# What you are asked to do:
Extract, from the listing that follows, each line containing the word "الحارث".

══════════════════════════════

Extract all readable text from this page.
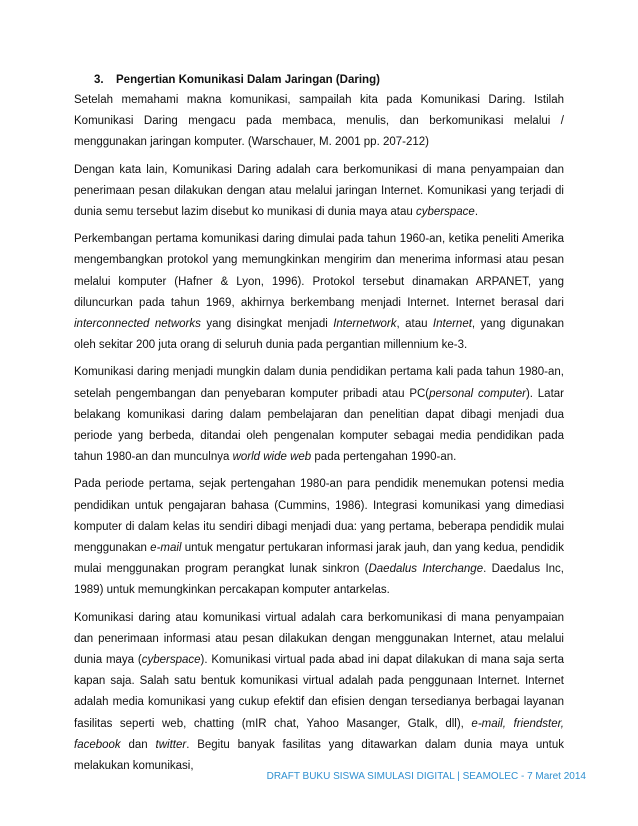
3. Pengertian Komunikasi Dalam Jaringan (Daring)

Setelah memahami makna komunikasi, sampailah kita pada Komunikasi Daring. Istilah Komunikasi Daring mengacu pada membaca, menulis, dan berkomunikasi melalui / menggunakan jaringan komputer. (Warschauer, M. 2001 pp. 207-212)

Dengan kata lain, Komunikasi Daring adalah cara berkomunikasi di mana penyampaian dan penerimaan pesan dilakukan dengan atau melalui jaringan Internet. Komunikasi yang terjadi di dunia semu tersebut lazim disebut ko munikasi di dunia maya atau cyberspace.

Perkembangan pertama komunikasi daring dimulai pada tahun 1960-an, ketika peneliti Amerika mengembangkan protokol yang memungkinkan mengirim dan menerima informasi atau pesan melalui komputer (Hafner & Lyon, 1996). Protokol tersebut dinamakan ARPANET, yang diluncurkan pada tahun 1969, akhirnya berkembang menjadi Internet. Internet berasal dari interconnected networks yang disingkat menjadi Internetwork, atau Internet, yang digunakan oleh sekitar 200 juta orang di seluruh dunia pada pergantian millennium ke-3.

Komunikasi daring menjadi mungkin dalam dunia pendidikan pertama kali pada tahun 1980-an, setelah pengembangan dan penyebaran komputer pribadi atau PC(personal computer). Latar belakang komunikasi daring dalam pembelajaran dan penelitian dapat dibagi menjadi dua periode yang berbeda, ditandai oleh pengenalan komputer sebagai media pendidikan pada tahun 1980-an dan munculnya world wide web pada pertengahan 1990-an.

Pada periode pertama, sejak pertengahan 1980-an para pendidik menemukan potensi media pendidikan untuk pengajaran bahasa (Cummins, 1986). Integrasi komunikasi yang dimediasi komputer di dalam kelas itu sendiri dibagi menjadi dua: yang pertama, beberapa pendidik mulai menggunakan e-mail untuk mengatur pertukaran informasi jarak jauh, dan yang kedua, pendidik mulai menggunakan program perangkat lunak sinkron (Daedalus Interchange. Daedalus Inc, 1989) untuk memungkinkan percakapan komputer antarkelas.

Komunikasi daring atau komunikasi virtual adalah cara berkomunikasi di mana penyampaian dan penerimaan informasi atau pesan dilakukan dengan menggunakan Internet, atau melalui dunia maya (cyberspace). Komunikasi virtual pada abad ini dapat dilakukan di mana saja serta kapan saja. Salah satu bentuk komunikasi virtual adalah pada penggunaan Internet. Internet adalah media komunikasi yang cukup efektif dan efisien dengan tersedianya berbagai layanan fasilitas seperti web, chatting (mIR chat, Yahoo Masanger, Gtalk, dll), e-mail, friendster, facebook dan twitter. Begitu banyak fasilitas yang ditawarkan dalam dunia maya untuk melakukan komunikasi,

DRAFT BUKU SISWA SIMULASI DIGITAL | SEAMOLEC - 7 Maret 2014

══════════════════════════════

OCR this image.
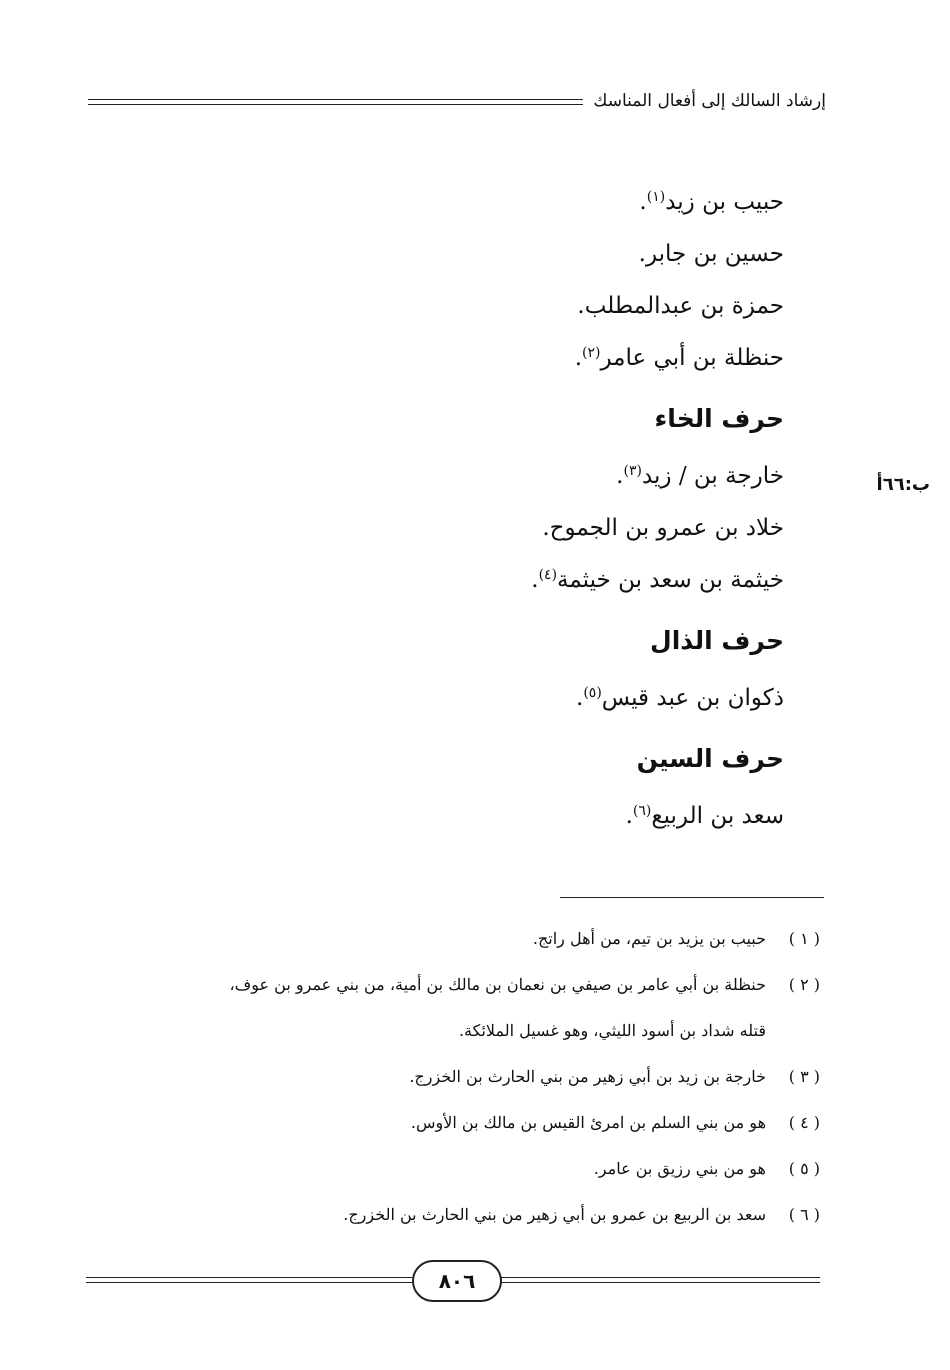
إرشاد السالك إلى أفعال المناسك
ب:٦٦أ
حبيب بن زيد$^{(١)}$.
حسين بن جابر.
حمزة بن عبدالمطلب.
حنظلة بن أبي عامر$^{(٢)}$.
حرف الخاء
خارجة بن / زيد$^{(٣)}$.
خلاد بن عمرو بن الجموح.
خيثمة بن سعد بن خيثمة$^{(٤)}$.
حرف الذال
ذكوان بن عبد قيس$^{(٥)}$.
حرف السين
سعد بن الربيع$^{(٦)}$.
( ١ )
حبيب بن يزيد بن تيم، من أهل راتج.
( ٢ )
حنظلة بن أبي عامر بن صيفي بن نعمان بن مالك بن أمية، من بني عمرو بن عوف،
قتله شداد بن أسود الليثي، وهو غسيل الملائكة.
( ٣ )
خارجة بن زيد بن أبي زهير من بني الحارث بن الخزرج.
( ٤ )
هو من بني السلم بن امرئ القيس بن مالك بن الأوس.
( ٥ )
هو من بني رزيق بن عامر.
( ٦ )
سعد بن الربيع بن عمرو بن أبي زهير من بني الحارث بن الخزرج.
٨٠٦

══════════════════════════════

# Finished answer:
خارجة بن زيد بن أبي زهير من بني الحارث بن الخزرج.
سعد بن الربيع بن عمرو بن أبي زهير من بني الحارث بن الخزرج.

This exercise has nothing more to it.